DATA RECORDS →
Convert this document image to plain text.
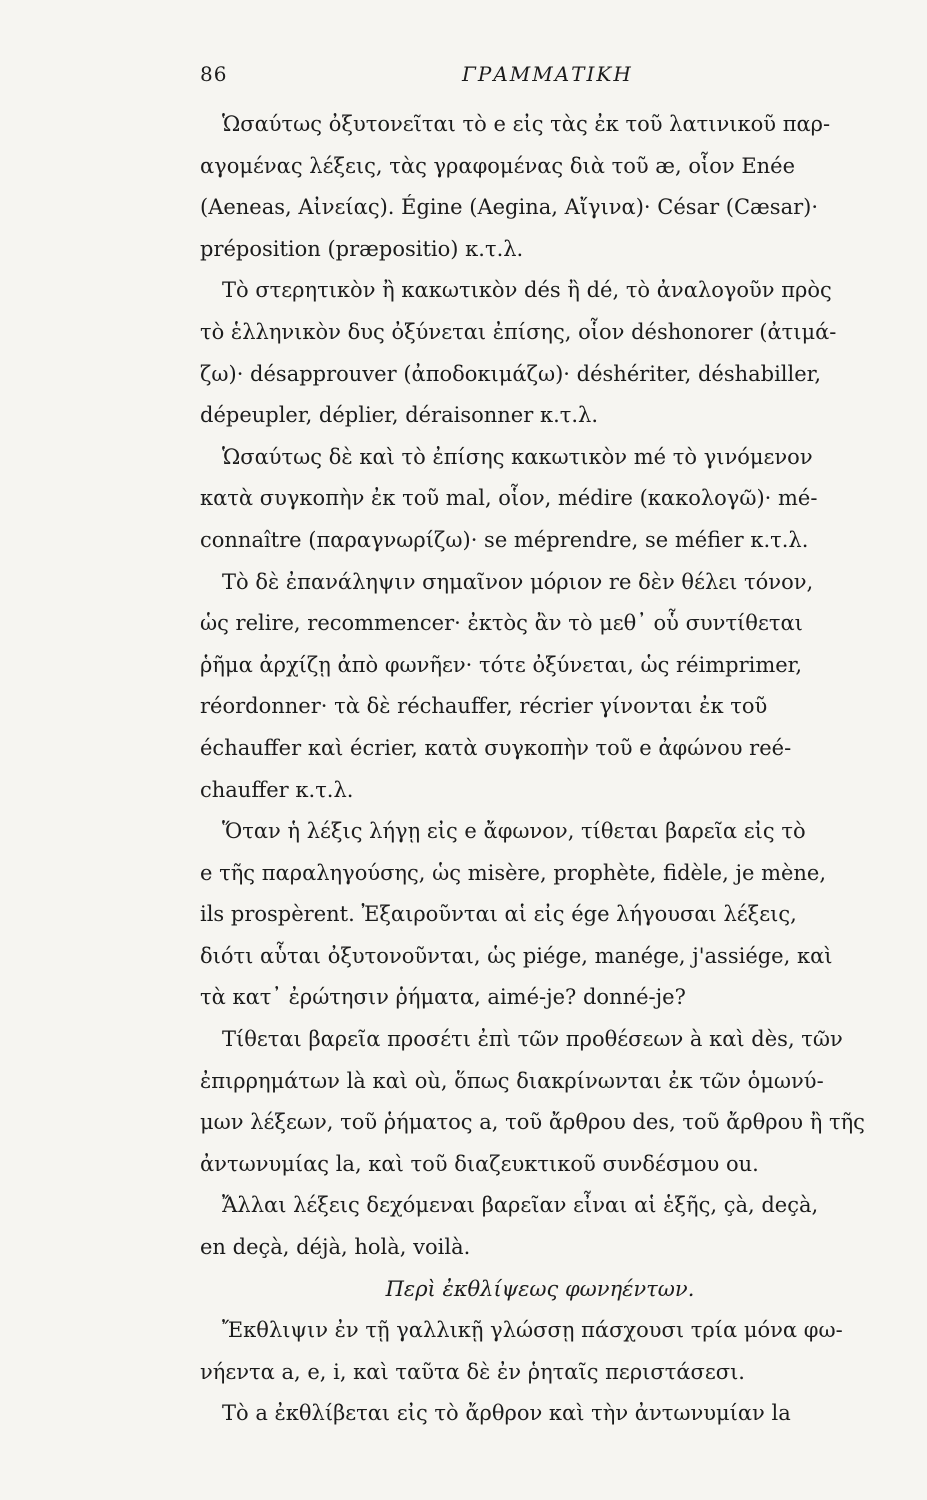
86	ΓΡΑΜΜΑΤΙΚΗ
Ὡσαύτως ὀξυτονεῖται τὸ e εἰς τὰς ἐκ τοῦ λατινικοῦ παρ-
αγομένας λέξεις, τὰς γραφομένας διὰ τοῦ æ, οἷον Enée
(Aeneas, Αἰνείας). Égine (Aegina, Αἴγινα)· César (Cæsar)·
préposition (præpositio) κ.τ.λ.
Τὸ στερητικὸν ἢ κακωτικὸν dés ἢ dé, τὸ ἀναλογοῦν πρὸς
τὸ ἑλληνικὸν δυς ὀξύνεται ἐπίσης, οἷον déshonorer (ἀτιμά-
ζω)· désapprouver (ἀποδοκιμάζω)· déshériter, déshabiller,
dépeupler, déplier, déraisonner κ.τ.λ.
Ὡσαύτως δὲ καὶ τὸ ἐπίσης κακωτικὸν mé τὸ γινόμενον
κατὰ συγκοπὴν ἐκ τοῦ mal, οἷον, médire (κακολογῶ)· mé-
connaître (παραγνωρίζω)· se méprendre, se méfier κ.τ.λ.
Τὸ δὲ ἐπανάληψιν σημαῖνον μόριον re δὲν θέλει τόνον,
ὡς relire, recommencer· ἐκτὸς ἂν τὸ μεθ᾽ οὗ συντίθεται
ῥῆμα ἀρχίζῃ ἀπὸ φωνῆεν· τότε ὀξύνεται, ὡς réimprimer,
réordonner· τὰ δὲ réchauffer, récrier γίνονται ἐκ τοῦ
échauffer καὶ écrier, κατὰ συγκοπὴν τοῦ e ἀφώνου reé-
chauffer κ.τ.λ.
Ὅταν ἡ λέξις λήγῃ εἰς e ἄφωνον, τίθεται βαρεῖα εἰς τὸ
e τῆς παραληγούσης, ὡς misère, prophète, fidèle, je mène,
ils prospèrent. Ἐξαιροῦνται αἱ εἰς ége λήγουσαι λέξεις,
διότι αὗται ὀξυτονοῦνται, ὡς piége, manége, j'assiége, καὶ
τὰ κατ᾽ ἐρώτησιν ῥήματα, aimé-je? donné-je?
Τίθεται βαρεῖα προσέτι ἐπὶ τῶν προθέσεων à καὶ dès, τῶν
ἐπιρρημάτων là καὶ où, ὅπως διακρίνωνται ἐκ τῶν ὁμωνύ-
μων λέξεων, τοῦ ῥήματος a, τοῦ ἄρθρου des, τοῦ ἄρθρου ἢ τῆς
ἀντωνυμίας la, καὶ τοῦ διαζευκτικοῦ συνδέσμου ou.
Ἄλλαι λέξεις δεχόμεναι βαρεῖαν εἶναι αἱ ἑξῆς, çà, deçà,
en deçà, déjà, holà, voilà.
Περὶ ἐκθλίψεως φωνηέντων.
Ἔκθλιψιν ἐν τῇ γαλλικῇ γλώσσῃ πάσχουσι τρία μόνα φω-
νήεντα a, e, i, καὶ ταῦτα δὲ ἐν ῥηταῖς περιστάσεσι.
Τὸ a ἐκθλίβεται εἰς τὸ ἄρθρον καὶ τὴν ἀντωνυμίαν la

WHAT IS ASKED →
Write the records out again in full, exactly, and skip every picture.

OUTPUT →
Convert this document image to plain text.
86	ΓΡΑΜΜΑΤΙΚΗ
Ὡσαύτως ὀξυτονεῖται τὸ e εἰς τὰς ἐκ τοῦ λατινικοῦ παρ-
αγομένας λέξεις, τὰς γραφομένας διὰ τοῦ æ, οἷον Enée
(Aeneas, Αἰνείας). Égine (Aegina, Αἴγινα)· César (Cæsar)·
préposition (præpositio) κ.τ.λ.
Τὸ στερητικὸν ἢ κακωτικὸν dés ἢ dé, τὸ ἀναλογοῦν πρὸς
τὸ ἑλληνικὸν δυς ὀξύνεται ἐπίσης, οἷον déshonorer (ἀτιμά-
ζω)· désapprouver (ἀποδοκιμάζω)· déshériter, déshabiller,
dépeupler, déplier, déraisonner κ.τ.λ.
Ὡσαύτως δὲ καὶ τὸ ἐπίσης κακωτικὸν mé τὸ γινόμενον
κατὰ συγκοπὴν ἐκ τοῦ mal, οἷον, médire (κακολογῶ)· mé-
connaître (παραγνωρίζω)· se méprendre, se méfier κ.τ.λ.
Τὸ δὲ ἐπανάληψιν σημαῖνον μόριον re δὲν θέλει τόνον,
ὡς relire, recommencer· ἐκτὸς ἂν τὸ μεθ᾽ οὗ συντίθεται
ῥῆμα ἀρχίζῃ ἀπὸ φωνῆεν· τότε ὀξύνεται, ὡς réimprimer,
réordonner· τὰ δὲ réchauffer, récrier γίνονται ἐκ τοῦ
échauffer καὶ écrier, κατὰ συγκοπὴν τοῦ e ἀφώνου reé-
chauffer κ.τ.λ.
Ὅταν ἡ λέξις λήγῃ εἰς e ἄφωνον, τίθεται βαρεῖα εἰς τὸ
e τῆς παραληγούσης, ὡς misère, prophète, fidèle, je mène,
ils prospèrent. Ἐξαιροῦνται αἱ εἰς ége λήγουσαι λέξεις,
διότι αὗται ὀξυτονοῦνται, ὡς piége, manége, j'assiége, καὶ
τὰ κατ᾽ ἐρώτησιν ῥήματα, aimé-je? donné-je?
Τίθεται βαρεῖα προσέτι ἐπὶ τῶν προθέσεων à καὶ dès, τῶν
ἐπιρρημάτων là καὶ où, ὅπως διακρίνωνται ἐκ τῶν ὁμωνύ-
μων λέξεων, τοῦ ῥήματος a, τοῦ ἄρθρου des, τοῦ ἄρθρου ἢ τῆς
ἀντωνυμίας la, καὶ τοῦ διαζευκτικοῦ συνδέσμου ou.
Ἄλλαι λέξεις δεχόμεναι βαρεῖαν εἶναι αἱ ἑξῆς, çà, deçà,
en deçà, déjà, holà, voilà.
Περὶ ἐκθλίψεως φωνηέντων.
Ἔκθλιψιν ἐν τῇ γαλλικῇ γλώσσῃ πάσχουσι τρία μόνα φω-
νήεντα a, e, i, καὶ ταῦτα δὲ ἐν ῥηταῖς περιστάσεσι.
Τὸ a ἐκθλίβεται εἰς τὸ ἄρθρον καὶ τὴν ἀντωνυμίαν la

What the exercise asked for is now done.